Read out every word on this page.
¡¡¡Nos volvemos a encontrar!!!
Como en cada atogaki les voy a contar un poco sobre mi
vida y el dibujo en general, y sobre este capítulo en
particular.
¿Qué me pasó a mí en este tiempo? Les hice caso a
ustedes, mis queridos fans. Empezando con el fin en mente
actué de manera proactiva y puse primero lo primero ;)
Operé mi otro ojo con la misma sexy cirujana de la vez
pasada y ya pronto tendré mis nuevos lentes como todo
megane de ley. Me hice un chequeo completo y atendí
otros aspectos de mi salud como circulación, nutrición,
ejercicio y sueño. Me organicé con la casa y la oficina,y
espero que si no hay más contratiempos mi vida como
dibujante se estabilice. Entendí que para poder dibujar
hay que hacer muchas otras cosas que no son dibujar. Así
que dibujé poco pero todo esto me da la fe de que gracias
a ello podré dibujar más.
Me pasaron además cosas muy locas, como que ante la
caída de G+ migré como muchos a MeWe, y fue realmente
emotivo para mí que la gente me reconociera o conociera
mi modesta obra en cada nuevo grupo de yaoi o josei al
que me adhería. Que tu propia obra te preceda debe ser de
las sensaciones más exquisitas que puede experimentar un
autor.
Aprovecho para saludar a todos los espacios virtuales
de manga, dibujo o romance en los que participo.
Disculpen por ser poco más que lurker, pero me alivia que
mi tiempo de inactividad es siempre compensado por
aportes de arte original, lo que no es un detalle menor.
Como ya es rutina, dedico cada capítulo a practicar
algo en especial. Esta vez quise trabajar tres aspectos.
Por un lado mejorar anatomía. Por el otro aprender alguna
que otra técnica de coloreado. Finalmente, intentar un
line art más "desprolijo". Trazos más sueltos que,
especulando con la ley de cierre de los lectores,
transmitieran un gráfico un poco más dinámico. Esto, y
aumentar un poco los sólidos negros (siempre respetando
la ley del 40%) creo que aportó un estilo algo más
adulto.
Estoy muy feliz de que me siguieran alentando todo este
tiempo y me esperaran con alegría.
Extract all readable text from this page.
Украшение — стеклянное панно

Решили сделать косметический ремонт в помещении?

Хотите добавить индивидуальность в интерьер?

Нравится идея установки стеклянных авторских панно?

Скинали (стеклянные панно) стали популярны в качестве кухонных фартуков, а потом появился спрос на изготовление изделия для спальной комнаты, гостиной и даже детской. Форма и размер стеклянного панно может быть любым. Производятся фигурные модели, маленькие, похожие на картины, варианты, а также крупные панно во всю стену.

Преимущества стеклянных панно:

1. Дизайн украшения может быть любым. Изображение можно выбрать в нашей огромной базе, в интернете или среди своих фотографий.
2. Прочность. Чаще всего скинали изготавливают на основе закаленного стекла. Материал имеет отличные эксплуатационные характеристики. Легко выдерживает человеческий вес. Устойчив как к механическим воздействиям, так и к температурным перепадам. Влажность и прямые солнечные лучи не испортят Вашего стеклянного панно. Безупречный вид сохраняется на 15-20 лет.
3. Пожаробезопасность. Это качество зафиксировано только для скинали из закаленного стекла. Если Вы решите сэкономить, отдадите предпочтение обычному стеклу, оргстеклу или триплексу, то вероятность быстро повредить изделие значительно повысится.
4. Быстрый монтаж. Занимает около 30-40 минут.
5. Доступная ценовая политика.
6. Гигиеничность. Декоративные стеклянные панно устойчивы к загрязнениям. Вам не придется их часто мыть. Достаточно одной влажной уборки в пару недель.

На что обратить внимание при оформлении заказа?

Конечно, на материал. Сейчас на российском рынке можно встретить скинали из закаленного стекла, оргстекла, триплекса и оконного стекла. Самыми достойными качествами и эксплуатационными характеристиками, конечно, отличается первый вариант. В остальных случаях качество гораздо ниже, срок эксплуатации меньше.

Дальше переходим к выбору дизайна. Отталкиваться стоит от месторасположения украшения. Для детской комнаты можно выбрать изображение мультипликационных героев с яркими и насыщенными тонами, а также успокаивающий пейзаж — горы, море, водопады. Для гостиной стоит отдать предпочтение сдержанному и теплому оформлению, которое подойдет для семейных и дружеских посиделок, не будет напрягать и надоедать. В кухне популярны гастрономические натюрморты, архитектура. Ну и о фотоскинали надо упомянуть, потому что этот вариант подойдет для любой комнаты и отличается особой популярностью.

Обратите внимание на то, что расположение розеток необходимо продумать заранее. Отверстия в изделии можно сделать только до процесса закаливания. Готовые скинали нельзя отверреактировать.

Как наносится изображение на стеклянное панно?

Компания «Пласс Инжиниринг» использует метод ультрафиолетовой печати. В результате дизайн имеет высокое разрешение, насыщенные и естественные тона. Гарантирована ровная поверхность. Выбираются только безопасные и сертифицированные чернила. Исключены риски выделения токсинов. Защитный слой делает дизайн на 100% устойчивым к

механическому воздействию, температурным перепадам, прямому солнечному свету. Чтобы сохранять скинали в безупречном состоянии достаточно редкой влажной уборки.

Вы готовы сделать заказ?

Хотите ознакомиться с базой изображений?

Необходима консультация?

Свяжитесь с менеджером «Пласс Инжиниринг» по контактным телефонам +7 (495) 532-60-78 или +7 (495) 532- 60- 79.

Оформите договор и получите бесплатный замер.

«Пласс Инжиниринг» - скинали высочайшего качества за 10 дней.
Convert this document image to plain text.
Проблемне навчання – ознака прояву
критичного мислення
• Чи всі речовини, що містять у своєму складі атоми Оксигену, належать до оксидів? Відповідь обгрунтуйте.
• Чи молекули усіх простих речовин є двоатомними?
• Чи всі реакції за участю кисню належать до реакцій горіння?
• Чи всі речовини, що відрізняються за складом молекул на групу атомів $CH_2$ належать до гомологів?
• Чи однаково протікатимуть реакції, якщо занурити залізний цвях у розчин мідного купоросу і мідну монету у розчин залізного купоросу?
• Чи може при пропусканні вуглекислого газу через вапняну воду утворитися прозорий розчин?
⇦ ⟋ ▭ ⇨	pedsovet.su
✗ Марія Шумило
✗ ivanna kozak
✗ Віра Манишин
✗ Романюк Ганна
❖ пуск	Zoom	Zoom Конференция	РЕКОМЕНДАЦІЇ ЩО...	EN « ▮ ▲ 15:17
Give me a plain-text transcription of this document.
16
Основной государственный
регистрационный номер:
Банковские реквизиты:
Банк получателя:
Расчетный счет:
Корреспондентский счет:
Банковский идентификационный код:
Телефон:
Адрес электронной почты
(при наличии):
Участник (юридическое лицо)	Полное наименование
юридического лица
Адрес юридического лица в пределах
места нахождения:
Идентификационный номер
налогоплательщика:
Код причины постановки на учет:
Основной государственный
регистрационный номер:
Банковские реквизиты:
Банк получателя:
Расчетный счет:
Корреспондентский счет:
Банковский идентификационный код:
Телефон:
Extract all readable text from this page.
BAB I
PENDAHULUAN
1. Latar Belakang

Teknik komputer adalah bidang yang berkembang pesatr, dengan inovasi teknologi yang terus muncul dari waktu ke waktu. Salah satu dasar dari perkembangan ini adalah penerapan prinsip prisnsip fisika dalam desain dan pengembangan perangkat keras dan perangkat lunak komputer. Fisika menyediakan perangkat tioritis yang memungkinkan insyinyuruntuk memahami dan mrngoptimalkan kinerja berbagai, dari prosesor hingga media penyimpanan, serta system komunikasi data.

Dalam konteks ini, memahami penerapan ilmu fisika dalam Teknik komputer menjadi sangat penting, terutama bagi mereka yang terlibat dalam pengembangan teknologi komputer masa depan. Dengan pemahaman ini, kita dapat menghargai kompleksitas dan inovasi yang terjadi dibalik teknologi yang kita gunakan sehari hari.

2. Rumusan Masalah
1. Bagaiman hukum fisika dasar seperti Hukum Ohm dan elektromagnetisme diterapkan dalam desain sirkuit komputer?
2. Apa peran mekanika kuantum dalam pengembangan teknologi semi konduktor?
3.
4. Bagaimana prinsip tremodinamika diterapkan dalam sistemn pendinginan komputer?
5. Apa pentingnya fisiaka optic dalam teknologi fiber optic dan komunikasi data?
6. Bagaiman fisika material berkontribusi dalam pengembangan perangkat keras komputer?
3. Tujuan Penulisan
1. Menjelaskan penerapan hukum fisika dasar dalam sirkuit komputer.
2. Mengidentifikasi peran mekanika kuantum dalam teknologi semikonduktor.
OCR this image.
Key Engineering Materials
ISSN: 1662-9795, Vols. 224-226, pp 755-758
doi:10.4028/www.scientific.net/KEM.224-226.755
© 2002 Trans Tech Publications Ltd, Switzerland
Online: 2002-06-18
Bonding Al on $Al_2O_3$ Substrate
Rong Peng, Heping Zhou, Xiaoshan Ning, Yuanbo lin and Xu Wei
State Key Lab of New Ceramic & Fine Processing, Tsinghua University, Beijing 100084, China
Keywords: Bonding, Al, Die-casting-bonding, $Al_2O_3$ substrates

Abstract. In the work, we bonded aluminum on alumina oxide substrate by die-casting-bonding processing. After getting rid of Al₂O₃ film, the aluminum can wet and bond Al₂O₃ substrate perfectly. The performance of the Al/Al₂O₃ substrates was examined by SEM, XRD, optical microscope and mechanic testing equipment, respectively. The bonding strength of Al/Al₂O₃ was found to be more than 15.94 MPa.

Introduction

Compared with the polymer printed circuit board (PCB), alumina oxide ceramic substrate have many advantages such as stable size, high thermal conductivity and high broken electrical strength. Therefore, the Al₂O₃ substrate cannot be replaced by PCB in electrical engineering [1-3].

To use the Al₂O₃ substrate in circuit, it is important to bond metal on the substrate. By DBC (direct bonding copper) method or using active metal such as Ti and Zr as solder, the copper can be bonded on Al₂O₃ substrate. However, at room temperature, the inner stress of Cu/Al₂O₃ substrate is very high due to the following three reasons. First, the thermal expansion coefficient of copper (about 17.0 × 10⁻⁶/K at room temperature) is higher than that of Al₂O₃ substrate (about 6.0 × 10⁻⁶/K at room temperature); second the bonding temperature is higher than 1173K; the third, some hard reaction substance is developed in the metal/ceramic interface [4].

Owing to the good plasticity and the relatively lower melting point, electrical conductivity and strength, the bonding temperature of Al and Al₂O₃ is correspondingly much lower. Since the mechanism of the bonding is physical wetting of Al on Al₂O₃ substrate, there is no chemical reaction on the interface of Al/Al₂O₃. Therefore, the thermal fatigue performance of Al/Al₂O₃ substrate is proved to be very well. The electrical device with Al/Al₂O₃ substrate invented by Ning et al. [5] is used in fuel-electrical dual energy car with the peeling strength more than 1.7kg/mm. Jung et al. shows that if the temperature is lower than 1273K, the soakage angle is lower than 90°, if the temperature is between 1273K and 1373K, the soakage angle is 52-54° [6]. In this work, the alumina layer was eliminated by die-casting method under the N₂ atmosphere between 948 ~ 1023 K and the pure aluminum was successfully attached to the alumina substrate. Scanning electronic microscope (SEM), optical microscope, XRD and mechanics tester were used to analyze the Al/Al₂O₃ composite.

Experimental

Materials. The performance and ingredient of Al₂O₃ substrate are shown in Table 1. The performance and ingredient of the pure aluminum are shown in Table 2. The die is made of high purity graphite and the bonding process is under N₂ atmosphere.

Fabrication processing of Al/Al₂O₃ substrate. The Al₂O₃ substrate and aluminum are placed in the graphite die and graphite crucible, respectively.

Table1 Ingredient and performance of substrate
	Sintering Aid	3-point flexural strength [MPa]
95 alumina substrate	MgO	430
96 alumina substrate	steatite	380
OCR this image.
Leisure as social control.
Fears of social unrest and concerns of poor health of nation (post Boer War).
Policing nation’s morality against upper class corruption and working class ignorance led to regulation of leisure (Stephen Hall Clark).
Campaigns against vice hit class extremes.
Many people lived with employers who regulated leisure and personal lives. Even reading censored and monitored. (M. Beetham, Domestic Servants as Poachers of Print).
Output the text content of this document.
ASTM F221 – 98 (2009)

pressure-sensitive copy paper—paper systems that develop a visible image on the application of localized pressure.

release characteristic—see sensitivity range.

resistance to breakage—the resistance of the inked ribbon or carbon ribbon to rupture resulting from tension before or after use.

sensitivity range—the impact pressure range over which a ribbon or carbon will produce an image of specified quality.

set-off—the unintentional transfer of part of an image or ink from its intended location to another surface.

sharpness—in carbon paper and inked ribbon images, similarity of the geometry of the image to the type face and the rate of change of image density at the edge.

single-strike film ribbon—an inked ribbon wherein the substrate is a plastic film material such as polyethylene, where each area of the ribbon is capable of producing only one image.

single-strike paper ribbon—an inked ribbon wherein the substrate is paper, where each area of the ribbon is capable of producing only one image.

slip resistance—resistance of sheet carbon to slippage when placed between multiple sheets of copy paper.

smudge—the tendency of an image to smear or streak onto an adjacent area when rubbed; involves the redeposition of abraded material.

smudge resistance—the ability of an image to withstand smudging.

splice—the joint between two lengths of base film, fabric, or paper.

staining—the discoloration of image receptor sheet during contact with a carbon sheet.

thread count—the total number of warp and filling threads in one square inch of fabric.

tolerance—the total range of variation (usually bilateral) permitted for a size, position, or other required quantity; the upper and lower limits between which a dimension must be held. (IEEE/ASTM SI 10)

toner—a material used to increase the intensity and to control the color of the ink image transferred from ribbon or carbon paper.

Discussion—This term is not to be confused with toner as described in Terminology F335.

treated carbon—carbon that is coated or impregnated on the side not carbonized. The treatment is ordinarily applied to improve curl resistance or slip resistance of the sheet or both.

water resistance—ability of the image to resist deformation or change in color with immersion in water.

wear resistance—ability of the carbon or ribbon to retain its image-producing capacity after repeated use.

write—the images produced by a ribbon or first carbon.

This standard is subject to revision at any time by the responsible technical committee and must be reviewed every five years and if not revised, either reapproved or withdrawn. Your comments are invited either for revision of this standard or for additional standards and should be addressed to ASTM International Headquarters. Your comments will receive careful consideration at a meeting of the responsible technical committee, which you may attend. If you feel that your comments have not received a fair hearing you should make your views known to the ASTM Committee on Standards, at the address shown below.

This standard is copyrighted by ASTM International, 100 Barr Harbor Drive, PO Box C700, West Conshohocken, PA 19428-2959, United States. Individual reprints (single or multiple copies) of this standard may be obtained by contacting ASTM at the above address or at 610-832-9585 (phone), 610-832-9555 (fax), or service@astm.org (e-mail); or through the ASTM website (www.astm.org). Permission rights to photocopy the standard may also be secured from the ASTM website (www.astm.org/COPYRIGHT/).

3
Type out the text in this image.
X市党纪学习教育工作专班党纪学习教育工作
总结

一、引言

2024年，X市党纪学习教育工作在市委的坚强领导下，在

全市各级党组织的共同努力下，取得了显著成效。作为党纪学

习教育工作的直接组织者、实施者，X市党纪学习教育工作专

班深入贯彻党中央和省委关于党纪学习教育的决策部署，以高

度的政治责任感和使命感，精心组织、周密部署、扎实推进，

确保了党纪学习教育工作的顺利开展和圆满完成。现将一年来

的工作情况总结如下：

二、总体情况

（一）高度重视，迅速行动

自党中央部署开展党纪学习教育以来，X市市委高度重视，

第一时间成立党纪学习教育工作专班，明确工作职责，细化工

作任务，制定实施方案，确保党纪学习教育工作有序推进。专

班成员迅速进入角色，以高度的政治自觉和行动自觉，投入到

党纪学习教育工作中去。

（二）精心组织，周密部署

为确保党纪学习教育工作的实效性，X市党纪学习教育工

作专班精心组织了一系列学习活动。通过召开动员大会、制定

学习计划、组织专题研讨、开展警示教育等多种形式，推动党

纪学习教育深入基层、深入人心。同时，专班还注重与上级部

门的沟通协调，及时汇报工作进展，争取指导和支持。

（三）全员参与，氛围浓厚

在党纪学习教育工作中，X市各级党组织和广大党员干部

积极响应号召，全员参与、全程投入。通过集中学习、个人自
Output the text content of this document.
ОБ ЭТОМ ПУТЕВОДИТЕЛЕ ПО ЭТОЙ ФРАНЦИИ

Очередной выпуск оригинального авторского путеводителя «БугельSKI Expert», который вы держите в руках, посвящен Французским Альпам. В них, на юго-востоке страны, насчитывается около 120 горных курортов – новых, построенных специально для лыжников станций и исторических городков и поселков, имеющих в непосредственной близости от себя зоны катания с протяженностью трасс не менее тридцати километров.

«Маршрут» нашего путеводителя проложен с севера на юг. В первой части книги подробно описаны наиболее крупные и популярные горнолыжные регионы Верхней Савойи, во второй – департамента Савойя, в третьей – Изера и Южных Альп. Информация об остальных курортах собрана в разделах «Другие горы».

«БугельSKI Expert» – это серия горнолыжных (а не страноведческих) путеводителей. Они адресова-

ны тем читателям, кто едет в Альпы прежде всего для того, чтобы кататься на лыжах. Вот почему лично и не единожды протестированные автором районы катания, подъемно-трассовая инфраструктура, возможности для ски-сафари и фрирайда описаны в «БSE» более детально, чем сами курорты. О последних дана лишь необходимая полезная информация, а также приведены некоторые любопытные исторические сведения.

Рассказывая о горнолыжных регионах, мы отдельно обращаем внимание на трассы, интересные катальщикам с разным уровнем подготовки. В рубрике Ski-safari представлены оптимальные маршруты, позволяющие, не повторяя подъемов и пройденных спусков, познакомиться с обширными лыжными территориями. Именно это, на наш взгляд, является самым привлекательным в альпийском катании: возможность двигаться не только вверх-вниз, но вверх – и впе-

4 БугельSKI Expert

▸ **Instructions for the task**: Copy every line of the material in which the word "стеклянных" occurs.

▸ **Correct response**:
Нравится идея установки стеклянных авторских панно?
Преимущества стеклянных панно:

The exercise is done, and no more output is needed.